▸ Problem to solve
Give every entry again, word for word and in full.

════

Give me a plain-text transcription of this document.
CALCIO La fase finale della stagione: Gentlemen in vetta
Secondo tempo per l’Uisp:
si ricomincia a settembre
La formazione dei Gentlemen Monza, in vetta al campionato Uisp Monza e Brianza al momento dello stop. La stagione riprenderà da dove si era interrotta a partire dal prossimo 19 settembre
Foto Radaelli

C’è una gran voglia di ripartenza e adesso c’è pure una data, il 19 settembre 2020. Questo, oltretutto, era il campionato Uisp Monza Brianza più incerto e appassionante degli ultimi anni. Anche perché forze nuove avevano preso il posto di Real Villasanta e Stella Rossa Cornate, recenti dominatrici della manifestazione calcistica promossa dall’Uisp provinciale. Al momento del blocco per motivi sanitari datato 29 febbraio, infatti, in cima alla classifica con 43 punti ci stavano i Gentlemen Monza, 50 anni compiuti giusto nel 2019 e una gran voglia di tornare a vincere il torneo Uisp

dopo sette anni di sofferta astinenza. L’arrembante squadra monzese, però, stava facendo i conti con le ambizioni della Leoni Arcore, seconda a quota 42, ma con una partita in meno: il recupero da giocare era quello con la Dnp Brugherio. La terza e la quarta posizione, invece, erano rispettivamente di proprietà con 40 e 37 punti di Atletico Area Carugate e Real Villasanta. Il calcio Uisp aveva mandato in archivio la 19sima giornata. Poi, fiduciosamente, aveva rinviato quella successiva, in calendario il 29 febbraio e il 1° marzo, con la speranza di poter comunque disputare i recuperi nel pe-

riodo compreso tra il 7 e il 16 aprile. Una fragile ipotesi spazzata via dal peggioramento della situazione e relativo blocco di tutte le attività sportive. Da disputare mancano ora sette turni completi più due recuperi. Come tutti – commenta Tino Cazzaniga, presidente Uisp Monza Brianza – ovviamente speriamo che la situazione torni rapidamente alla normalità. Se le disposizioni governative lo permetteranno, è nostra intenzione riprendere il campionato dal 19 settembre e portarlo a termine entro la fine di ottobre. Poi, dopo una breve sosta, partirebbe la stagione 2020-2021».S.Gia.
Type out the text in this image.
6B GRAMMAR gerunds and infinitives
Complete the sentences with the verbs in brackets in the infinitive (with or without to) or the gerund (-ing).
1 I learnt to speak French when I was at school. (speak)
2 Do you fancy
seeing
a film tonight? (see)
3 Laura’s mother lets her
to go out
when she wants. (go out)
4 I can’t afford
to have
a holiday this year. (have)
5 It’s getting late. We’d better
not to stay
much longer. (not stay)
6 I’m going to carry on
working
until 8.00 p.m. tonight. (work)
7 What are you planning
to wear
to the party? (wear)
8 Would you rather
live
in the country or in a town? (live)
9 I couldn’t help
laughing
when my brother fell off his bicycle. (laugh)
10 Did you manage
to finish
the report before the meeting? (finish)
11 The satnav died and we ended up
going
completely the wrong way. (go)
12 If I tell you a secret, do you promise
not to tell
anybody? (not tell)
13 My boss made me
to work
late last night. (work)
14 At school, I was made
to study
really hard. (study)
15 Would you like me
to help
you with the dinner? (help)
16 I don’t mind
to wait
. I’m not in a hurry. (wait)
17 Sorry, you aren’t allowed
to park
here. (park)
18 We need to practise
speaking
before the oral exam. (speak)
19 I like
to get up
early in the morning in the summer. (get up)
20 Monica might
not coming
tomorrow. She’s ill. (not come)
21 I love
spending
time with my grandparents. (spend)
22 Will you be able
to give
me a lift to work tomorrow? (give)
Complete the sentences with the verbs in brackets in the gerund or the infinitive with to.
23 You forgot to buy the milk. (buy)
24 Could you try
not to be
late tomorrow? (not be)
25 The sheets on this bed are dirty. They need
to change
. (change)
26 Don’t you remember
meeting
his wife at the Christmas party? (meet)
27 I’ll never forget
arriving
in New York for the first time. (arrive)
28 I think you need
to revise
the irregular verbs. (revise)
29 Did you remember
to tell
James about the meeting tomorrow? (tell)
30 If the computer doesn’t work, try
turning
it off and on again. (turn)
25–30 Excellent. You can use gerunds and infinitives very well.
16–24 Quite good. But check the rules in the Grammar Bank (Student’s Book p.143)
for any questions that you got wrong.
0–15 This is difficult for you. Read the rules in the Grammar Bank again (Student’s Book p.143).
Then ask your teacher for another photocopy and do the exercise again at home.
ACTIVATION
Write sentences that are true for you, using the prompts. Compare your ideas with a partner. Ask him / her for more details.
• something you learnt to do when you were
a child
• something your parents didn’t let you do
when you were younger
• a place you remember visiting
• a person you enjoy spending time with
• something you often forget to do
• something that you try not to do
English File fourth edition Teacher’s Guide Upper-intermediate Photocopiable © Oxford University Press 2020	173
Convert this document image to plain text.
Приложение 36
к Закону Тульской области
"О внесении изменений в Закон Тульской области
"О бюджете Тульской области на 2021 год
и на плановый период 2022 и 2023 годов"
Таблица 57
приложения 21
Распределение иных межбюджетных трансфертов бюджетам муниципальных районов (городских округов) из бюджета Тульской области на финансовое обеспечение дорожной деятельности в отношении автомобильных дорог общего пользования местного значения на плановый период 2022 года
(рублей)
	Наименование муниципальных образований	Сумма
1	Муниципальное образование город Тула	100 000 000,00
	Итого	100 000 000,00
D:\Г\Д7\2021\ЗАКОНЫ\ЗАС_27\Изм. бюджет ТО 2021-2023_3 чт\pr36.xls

════

▸ Result of this task
Give me a plain-text transcription of this document.
CALCIO La fase finale della stagione: Gentlemen in vetta
Secondo tempo per l’Uisp:
si ricomincia a settembre
La formazione dei Gentlemen Monza, in vetta al campionato Uisp Monza e Brianza al momento dello stop. La stagione riprenderà da dove si era interrotta a partire dal prossimo 19 settembre
Foto Radaelli

C’è una gran voglia di ripartenza e adesso c’è pure una data, il 19 settembre 2020. Questo, oltretutto, era il campionato Uisp Monza Brianza più incerto e appassionante degli ultimi anni. Anche perché forze nuove avevano preso il posto di Real Villasanta e Stella Rossa Cornate, recenti dominatrici della manifestazione calcistica promossa dall’Uisp provinciale. Al momento del blocco per motivi sanitari datato 29 febbraio, infatti, in cima alla classifica con 43 punti ci stavano i Gentlemen Monza, 50 anni compiuti giusto nel 2019 e una gran voglia di tornare a vincere il torneo Uisp

dopo sette anni di sofferta astinenza. L’arrembante squadra monzese, però, stava facendo i conti con le ambizioni della Leoni Arcore, seconda a quota 42, ma con una partita in meno: il recupero da giocare era quello con la Dnp Brugherio. La terza e la quarta posizione, invece, erano rispettivamente di proprietà con 40 e 37 punti di Atletico Area Carugate e Real Villasanta. Il calcio Uisp aveva mandato in archivio la 19sima giornata. Poi, fiduciosamente, aveva rinviato quella successiva, in calendario il 29 febbraio e il 1° marzo, con la speranza di poter comunque disputare i recuperi nel pe-

riodo compreso tra il 7 e il 16 aprile. Una fragile ipotesi spazzata via dal peggioramento della situazione e relativo blocco di tutte le attività sportive. Da disputare mancano ora sette turni completi più due recuperi. Come tutti – commenta Tino Cazzaniga, presidente Uisp Monza Brianza – ovviamente speriamo che la situazione torni rapidamente alla normalità. Se le disposizioni governative lo permetteranno, è nostra intenzione riprendere il campionato dal 19 settembre e portarlo a termine entro la fine di ottobre. Poi, dopo una breve sosta, partirebbe la stagione 2020-2021».S.Gia.
Type out the text in this image.
6B GRAMMAR gerunds and infinitives
Complete the sentences with the verbs in brackets in the infinitive (with or without to) or the gerund (-ing).
1 I learnt to speak French when I was at school. (speak)
2 Do you fancy
seeing
a film tonight? (see)
3 Laura’s mother lets her
to go out
when she wants. (go out)
4 I can’t afford
to have
a holiday this year. (have)
5 It’s getting late. We’d better
not to stay
much longer. (not stay)
6 I’m going to carry on
working
until 8.00 p.m. tonight. (work)
7 What are you planning
to wear
to the party? (wear)
8 Would you rather
live
in the country or in a town? (live)
9 I couldn’t help
laughing
when my brother fell off his bicycle. (laugh)
10 Did you manage
to finish
the report before the meeting? (finish)
11 The satnav died and we ended up
going
completely the wrong way. (go)
12 If I tell you a secret, do you promise
not to tell
anybody? (not tell)
13 My boss made me
to work
late last night. (work)
14 At school, I was made
to study
really hard. (study)
15 Would you like me
to help
you with the dinner? (help)
16 I don’t mind
to wait
. I’m not in a hurry. (wait)
17 Sorry, you aren’t allowed
to park
here. (park)
18 We need to practise
speaking
before the oral exam. (speak)
19 I like
to get up
early in the morning in the summer. (get up)
20 Monica might
not coming
tomorrow. She’s ill. (not come)
21 I love
spending
time with my grandparents. (spend)
22 Will you be able
to give
me a lift to work tomorrow? (give)
Complete the sentences with the verbs in brackets in the gerund or the infinitive with to.
23 You forgot to buy the milk. (buy)
24 Could you try
not to be
late tomorrow? (not be)
25 The sheets on this bed are dirty. They need
to change
. (change)
26 Don’t you remember
meeting
his wife at the Christmas party? (meet)
27 I’ll never forget
arriving
in New York for the first time. (arrive)
28 I think you need
to revise
the irregular verbs. (revise)
29 Did you remember
to tell
James about the meeting tomorrow? (tell)
30 If the computer doesn’t work, try
turning
it off and on again. (turn)
25–30 Excellent. You can use gerunds and infinitives very well.
16–24 Quite good. But check the rules in the Grammar Bank (Student’s Book p.143)
for any questions that you got wrong.
0–15 This is difficult for you. Read the rules in the Grammar Bank again (Student’s Book p.143).
Then ask your teacher for another photocopy and do the exercise again at home.
ACTIVATION
Write sentences that are true for you, using the prompts. Compare your ideas with a partner. Ask him / her for more details.
• something you learnt to do when you were
a child
• something your parents didn’t let you do
when you were younger
• a place you remember visiting
• a person you enjoy spending time with
• something you often forget to do
• something that you try not to do
English File fourth edition Teacher’s Guide Upper-intermediate Photocopiable © Oxford University Press 2020	173
Convert this document image to plain text.
Приложение 36
к Закону Тульской области
"О внесении изменений в Закон Тульской области
"О бюджете Тульской области на 2021 год
и на плановый период 2022 и 2023 годов"
Таблица 57
приложения 21
Распределение иных межбюджетных трансфертов бюджетам муниципальных районов (городских округов) из бюджета Тульской области на финансовое обеспечение дорожной деятельности в отношении автомобильных дорог общего пользования местного значения на плановый период 2022 года
(рублей)
	Наименование муниципальных образований	Сумма
1	Муниципальное образование город Тула	100 000 000,00
	Итого	100 000 000,00
D:\Г\Д7\2021\ЗАКОНЫ\ЗАС_27\Изм. бюджет ТО 2021-2023_3 чт\pr36.xls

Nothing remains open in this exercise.